## WHAT THIS TASK INVOLVES
Check every line of the entries below for the word "sanjorge", and copy the ones that have it.

:: SUPPLIED DATA

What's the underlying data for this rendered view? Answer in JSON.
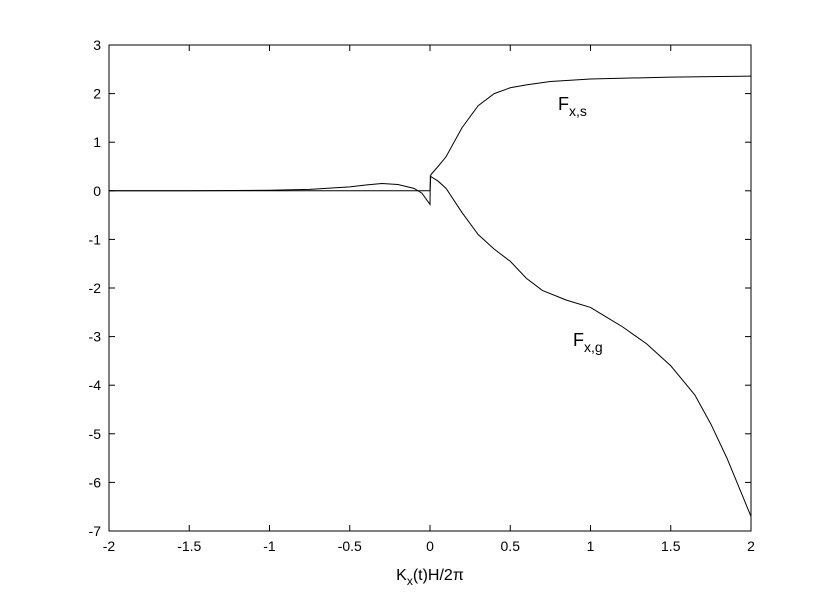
{
  "chart_data": {
    "type": "line",
    "series": [
      {
        "color": "#000000",
        "x": [
          -2,
          -1.5,
          -1,
          -0.5,
          -0.2,
          0,
          0.005,
          0.05,
          0.1,
          0.2,
          0.3,
          0.4,
          0.5,
          0.6,
          0.75,
          1,
          1.25,
          1.5,
          1.75,
          2
        ],
        "values": [
          0,
          0,
          0,
          0,
          0,
          0,
          0.33,
          0.5,
          0.7,
          1.3,
          1.75,
          2.0,
          2.12,
          2.18,
          2.25,
          2.3,
          2.32,
          2.34,
          2.35,
          2.36
        ]
      },
      {
        "color": "#000000",
        "x": [
          -2,
          -1.5,
          -1,
          -0.75,
          -0.5,
          -0.4,
          -0.3,
          -0.2,
          -0.1,
          -0.05,
          0,
          0.002,
          0.05,
          0.1,
          0.2,
          0.3,
          0.4,
          0.5,
          0.6,
          0.7,
          0.85,
          1,
          1.1,
          1.2,
          1.35,
          1.5,
          1.65,
          1.75,
          1.85,
          1.95,
          2
        ],
        "values": [
          0,
          0,
          0.01,
          0.03,
          0.08,
          0.12,
          0.15,
          0.13,
          0.05,
          -0.05,
          -0.28,
          0.3,
          0.2,
          0.05,
          -0.45,
          -0.9,
          -1.2,
          -1.45,
          -1.8,
          -2.05,
          -2.25,
          -2.4,
          -2.6,
          -2.8,
          -3.15,
          -3.6,
          -4.2,
          -4.8,
          -5.5,
          -6.3,
          -6.7
        ]
      }
    ],
    "annotations": [
      {
        "base": "F",
        "subscript": "x,s"
      },
      {
        "base": "F",
        "subscript": "x,g"
      }
    ],
    "x_label": {
      "base": "K",
      "subscript": "x",
      "rest": "(t)H/2π"
    },
    "xlim": [
      -2,
      2
    ],
    "xticks": [
      -2,
      -1.5,
      -1,
      -0.5,
      0,
      0.5,
      1,
      1.5,
      2
    ],
    "ylim": [
      -7,
      3
    ],
    "yticks": [
      -7,
      -6,
      -5,
      -4,
      -3,
      -2,
      -1,
      0,
      1,
      2,
      3
    ]
  }
}
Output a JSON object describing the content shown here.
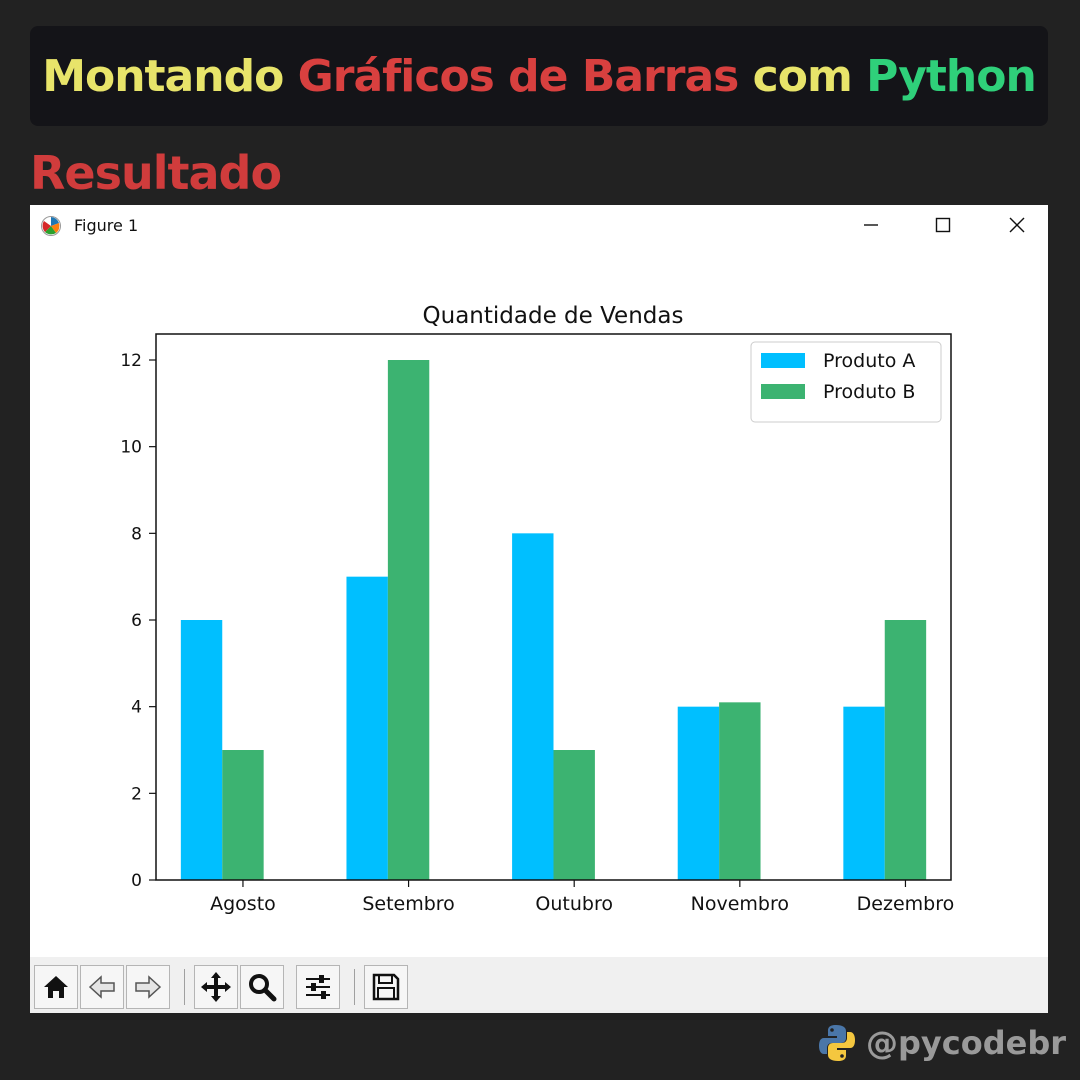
{
  "header": {
    "title_parts": [
      {
        "text": "Montando ",
        "color": "#e8e46a"
      },
      {
        "text": "Gráficos de Barras ",
        "color": "#d8403f"
      },
      {
        "text": "com ",
        "color": "#e8e46a"
      },
      {
        "text": "Python",
        "color": "#2fd07a"
      }
    ]
  },
  "section": {
    "title": "Resultado",
    "color": "#d03c3c"
  },
  "window": {
    "title": "Figure 1",
    "controls": [
      "minimize-icon",
      "maximize-icon",
      "close-icon"
    ]
  },
  "toolbar": {
    "buttons": [
      "home-icon",
      "back-arrow-icon",
      "forward-arrow-icon",
      "pan-icon",
      "zoom-icon",
      "configure-subplots-icon",
      "save-icon"
    ]
  },
  "watermark": {
    "text": "@pycodebr",
    "icon": "python-logo-icon"
  },
  "chart_data": {
    "type": "bar",
    "title": "Quantidade de Vendas",
    "xlabel": "",
    "ylabel": "",
    "categories": [
      "Agosto",
      "Setembro",
      "Outubro",
      "Novembro",
      "Dezembro"
    ],
    "series": [
      {
        "name": "Produto A",
        "values": [
          6,
          7,
          8,
          4,
          4
        ],
        "color": "#00bfff"
      },
      {
        "name": "Produto B",
        "values": [
          3,
          12,
          3,
          4.1,
          6
        ],
        "color": "#3cb371"
      }
    ],
    "yticks": [
      0,
      2,
      4,
      6,
      8,
      10,
      12
    ],
    "ylim": [
      0,
      12.6
    ],
    "xlim": [
      -0.4,
      4.4
    ],
    "bar_width": 0.25,
    "grid": false,
    "legend": "top-right"
  }
}
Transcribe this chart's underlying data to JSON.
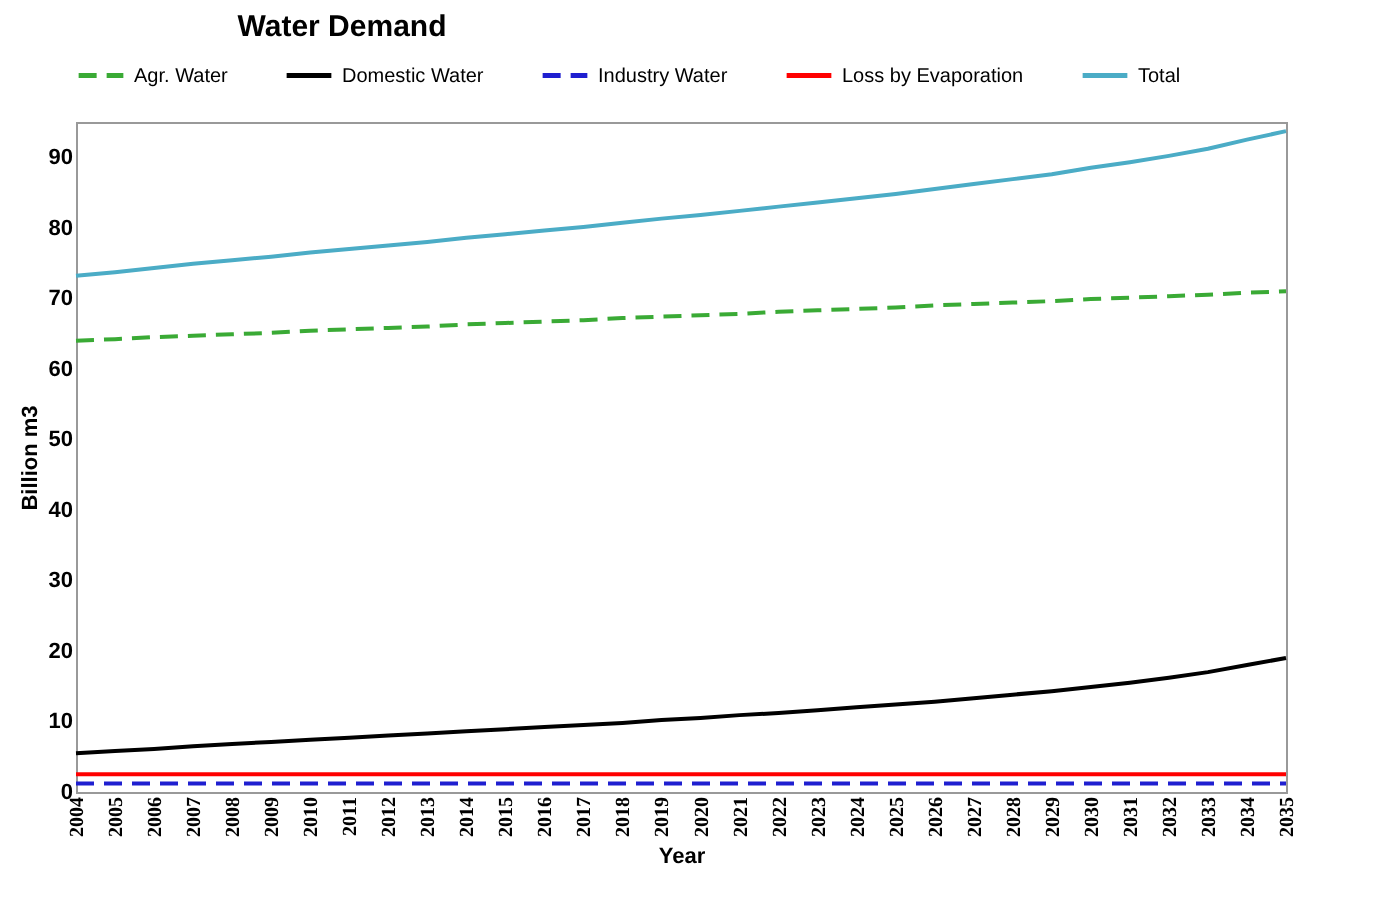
{
  "chart_data": {
    "type": "line",
    "title": "Water Demand",
    "xlabel": "Year",
    "ylabel": "Billion m3",
    "categories": [
      "2004",
      "2005",
      "2006",
      "2007",
      "2008",
      "2009",
      "2010",
      "2011",
      "2012",
      "2013",
      "2014",
      "2015",
      "2016",
      "2017",
      "2018",
      "2019",
      "2020",
      "2021",
      "2022",
      "2023",
      "2024",
      "2025",
      "2026",
      "2027",
      "2028",
      "2029",
      "2030",
      "2031",
      "2032",
      "2033",
      "2034",
      "2035"
    ],
    "series": [
      {
        "name": "Agr. Water",
        "color": "#3aaa35",
        "line_style": "dashed",
        "values": [
          64.0,
          64.2,
          64.5,
          64.7,
          64.9,
          65.1,
          65.4,
          65.6,
          65.8,
          66.0,
          66.3,
          66.5,
          66.7,
          66.9,
          67.2,
          67.4,
          67.6,
          67.8,
          68.1,
          68.3,
          68.5,
          68.7,
          69.0,
          69.2,
          69.4,
          69.6,
          69.9,
          70.1,
          70.3,
          70.5,
          70.8,
          71.0
        ]
      },
      {
        "name": "Domestic Water",
        "color": "#000000",
        "line_style": "solid",
        "values": [
          5.5,
          5.8,
          6.1,
          6.5,
          6.8,
          7.1,
          7.4,
          7.7,
          8.0,
          8.3,
          8.6,
          8.9,
          9.2,
          9.5,
          9.8,
          10.2,
          10.5,
          10.9,
          11.2,
          11.6,
          12.0,
          12.4,
          12.8,
          13.3,
          13.8,
          14.3,
          14.9,
          15.5,
          16.2,
          17.0,
          18.0,
          19.0
        ]
      },
      {
        "name": "Industry Water",
        "color": "#1f1fd0",
        "line_style": "dashed",
        "values": [
          1.2,
          1.2,
          1.2,
          1.2,
          1.2,
          1.2,
          1.2,
          1.2,
          1.2,
          1.2,
          1.2,
          1.2,
          1.2,
          1.2,
          1.2,
          1.2,
          1.2,
          1.2,
          1.2,
          1.2,
          1.2,
          1.2,
          1.2,
          1.2,
          1.2,
          1.2,
          1.2,
          1.2,
          1.2,
          1.2,
          1.2,
          1.2
        ]
      },
      {
        "name": "Loss by Evaporation",
        "color": "#ff0000",
        "line_style": "solid",
        "values": [
          2.5,
          2.5,
          2.5,
          2.5,
          2.5,
          2.5,
          2.5,
          2.5,
          2.5,
          2.5,
          2.5,
          2.5,
          2.5,
          2.5,
          2.5,
          2.5,
          2.5,
          2.5,
          2.5,
          2.5,
          2.5,
          2.5,
          2.5,
          2.5,
          2.5,
          2.5,
          2.5,
          2.5,
          2.5,
          2.5,
          2.5,
          2.5
        ]
      },
      {
        "name": "Total",
        "color": "#4bacc6",
        "line_style": "solid",
        "values": [
          73.2,
          73.7,
          74.3,
          74.9,
          75.4,
          75.9,
          76.5,
          77.0,
          77.5,
          78.0,
          78.6,
          79.1,
          79.6,
          80.1,
          80.7,
          81.3,
          81.8,
          82.4,
          83.0,
          83.6,
          84.2,
          84.8,
          85.5,
          86.2,
          86.9,
          87.6,
          88.5,
          89.3,
          90.2,
          91.2,
          92.5,
          93.7
        ]
      }
    ],
    "ylim": [
      0,
      95
    ],
    "yticks": [
      0,
      10,
      20,
      30,
      40,
      50,
      60,
      70,
      80,
      90
    ],
    "grid": false,
    "legend": "top"
  }
}
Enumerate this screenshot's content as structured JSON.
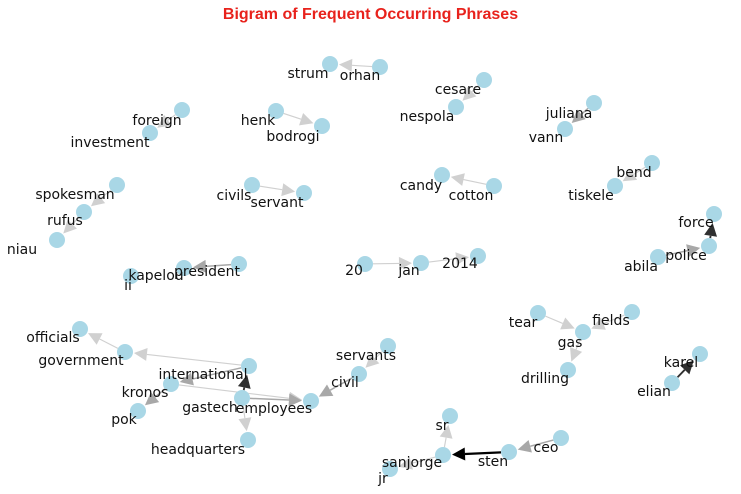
{
  "title": "Bigram of Frequent Occurring Phrases",
  "nodes": {
    "strum": "strum",
    "orhan": "orhan",
    "cesare": "cesare",
    "nespola": "nespola",
    "juliana": "juliana",
    "vann": "vann",
    "foreign": "foreign",
    "investment": "investment",
    "henk": "henk",
    "bodrogi": "bodrogi",
    "spokesman": "spokesman",
    "rufus": "rufus",
    "niau": "niau",
    "civils": "civils",
    "servant": "servant",
    "candy": "candy",
    "cotton": "cotton",
    "bend": "bend",
    "tiskele": "tiskele",
    "force": "force",
    "police": "police",
    "abila": "abila",
    "president": "president",
    "kapelou": "kapelou",
    "ii": "ii",
    "n20": "20",
    "jan": "jan",
    "n2014": "2014",
    "officials": "officials",
    "government": "government",
    "international": "international",
    "kronos": "kronos",
    "pok": "pok",
    "gastech": "gastech",
    "employees": "employees",
    "headquarters": "headquarters",
    "servants": "servants",
    "civil": "civil",
    "tear": "tear",
    "fields": "fields",
    "gas": "gas",
    "drilling": "drilling",
    "karel": "karel",
    "elian": "elian",
    "sr": "sr",
    "sanjorge": "sanjorge",
    "jr": "jr",
    "sten": "sten",
    "ceo": "ceo"
  },
  "edges": [
    {
      "from": "orhan",
      "to": "strum",
      "weight": 1
    },
    {
      "from": "cesare",
      "to": "nespola",
      "weight": 1
    },
    {
      "from": "juliana",
      "to": "vann",
      "weight": 2
    },
    {
      "from": "foreign",
      "to": "investment",
      "weight": 1
    },
    {
      "from": "henk",
      "to": "bodrogi",
      "weight": 1
    },
    {
      "from": "spokesman",
      "to": "rufus",
      "weight": 1
    },
    {
      "from": "rufus",
      "to": "niau",
      "weight": 1
    },
    {
      "from": "civils",
      "to": "servant",
      "weight": 1
    },
    {
      "from": "cotton",
      "to": "candy",
      "weight": 1
    },
    {
      "from": "bend",
      "to": "tiskele",
      "weight": 1
    },
    {
      "from": "police",
      "to": "force",
      "weight": 3
    },
    {
      "from": "abila",
      "to": "police",
      "weight": 2
    },
    {
      "from": "president",
      "to": "kapelou",
      "weight": 2
    },
    {
      "from": "n20",
      "to": "jan",
      "weight": 1
    },
    {
      "from": "jan",
      "to": "n2014",
      "weight": 1
    },
    {
      "from": "government",
      "to": "officials",
      "weight": 1
    },
    {
      "from": "international",
      "to": "government",
      "weight": 1
    },
    {
      "from": "gastech",
      "to": "international",
      "weight": 3
    },
    {
      "from": "kronos",
      "to": "pok",
      "weight": 2
    },
    {
      "from": "international",
      "to": "kronos",
      "weight": 2
    },
    {
      "from": "kronos",
      "to": "employees",
      "weight": 1
    },
    {
      "from": "gastech",
      "to": "employees",
      "weight": 2
    },
    {
      "from": "gastech",
      "to": "headquarters",
      "weight": 1
    },
    {
      "from": "civil",
      "to": "employees",
      "weight": 2
    },
    {
      "from": "servants",
      "to": "civil",
      "weight": 1
    },
    {
      "from": "tear",
      "to": "gas",
      "weight": 1
    },
    {
      "from": "fields",
      "to": "gas",
      "weight": 1
    },
    {
      "from": "gas",
      "to": "drilling",
      "weight": 1
    },
    {
      "from": "elian",
      "to": "karel",
      "weight": 3
    },
    {
      "from": "sanjorge",
      "to": "sr",
      "weight": 1
    },
    {
      "from": "sanjorge",
      "to": "jr",
      "weight": 1
    },
    {
      "from": "sten",
      "to": "sanjorge",
      "weight": 4
    },
    {
      "from": "ceo",
      "to": "sten",
      "weight": 2
    }
  ]
}
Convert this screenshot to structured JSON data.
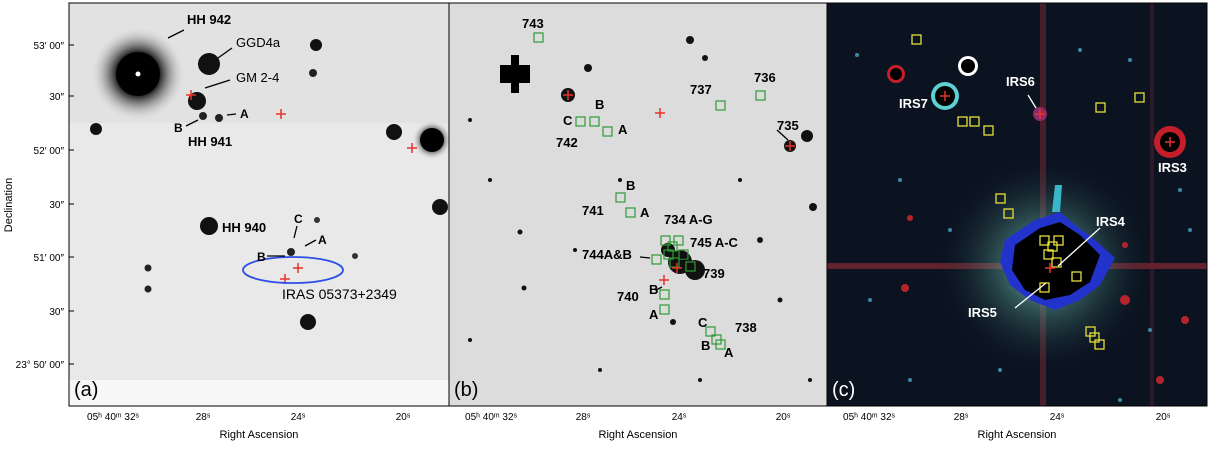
{
  "figure": {
    "y_axis_title": "Declination",
    "y_ticks": [
      "53′ 00″",
      "30″",
      "52′ 00″",
      "30″",
      "51′ 00″",
      "30″",
      "23° 50′ 00″"
    ],
    "panels": [
      {
        "letter": "(a)",
        "x_axis_title": "Right Ascension",
        "x_ticks": [
          "05ʰ 40ᵐ 32ˢ",
          "28ˢ",
          "24ˢ",
          "20ˢ"
        ],
        "labels": [
          "HH 942",
          "GGD4a",
          "GM 2-4",
          "A",
          "B",
          "HH 941",
          "HH 940",
          "C",
          "A",
          "B",
          "IRAS 05373+2349"
        ],
        "colors": {
          "background": "#e9e9e9",
          "cross": "#e8322a",
          "ellipse": "#2e4ee8"
        }
      },
      {
        "letter": "(b)",
        "x_axis_title": "Right Ascension",
        "x_ticks": [
          "05ʰ 40ᵐ 32ˢ",
          "28ˢ",
          "24ˢ",
          "20ˢ"
        ],
        "labels": [
          "743",
          "736",
          "737",
          "735",
          "B",
          "C",
          "A",
          "742",
          "B",
          "741",
          "A",
          "734 A-G",
          "744A&B",
          "745 A-C",
          "739",
          "B",
          "740",
          "A",
          "C",
          "738",
          "B",
          "A"
        ],
        "colors": {
          "background": "#dcdcdc",
          "cross": "#e8322a",
          "box": "#2f9a35"
        }
      },
      {
        "letter": "(c)",
        "x_axis_title": "Right Ascension",
        "x_ticks": [
          "05ʰ 40ᵐ 32ˢ",
          "28ˢ",
          "24ˢ",
          "20ˢ"
        ],
        "labels": [
          "IRS6",
          "IRS7",
          "IRS3",
          "IRS4",
          "IRS5"
        ],
        "colors": {
          "background": "#0b1320",
          "cross": "#e8322a",
          "box": "#e6df3a"
        }
      }
    ]
  }
}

::::

## EXERCISE RESPONSE
    "sanjorge": "sanjorge",
      "from": "sanjorge",
      "from": "sanjorge",
      "to": "sanjorge",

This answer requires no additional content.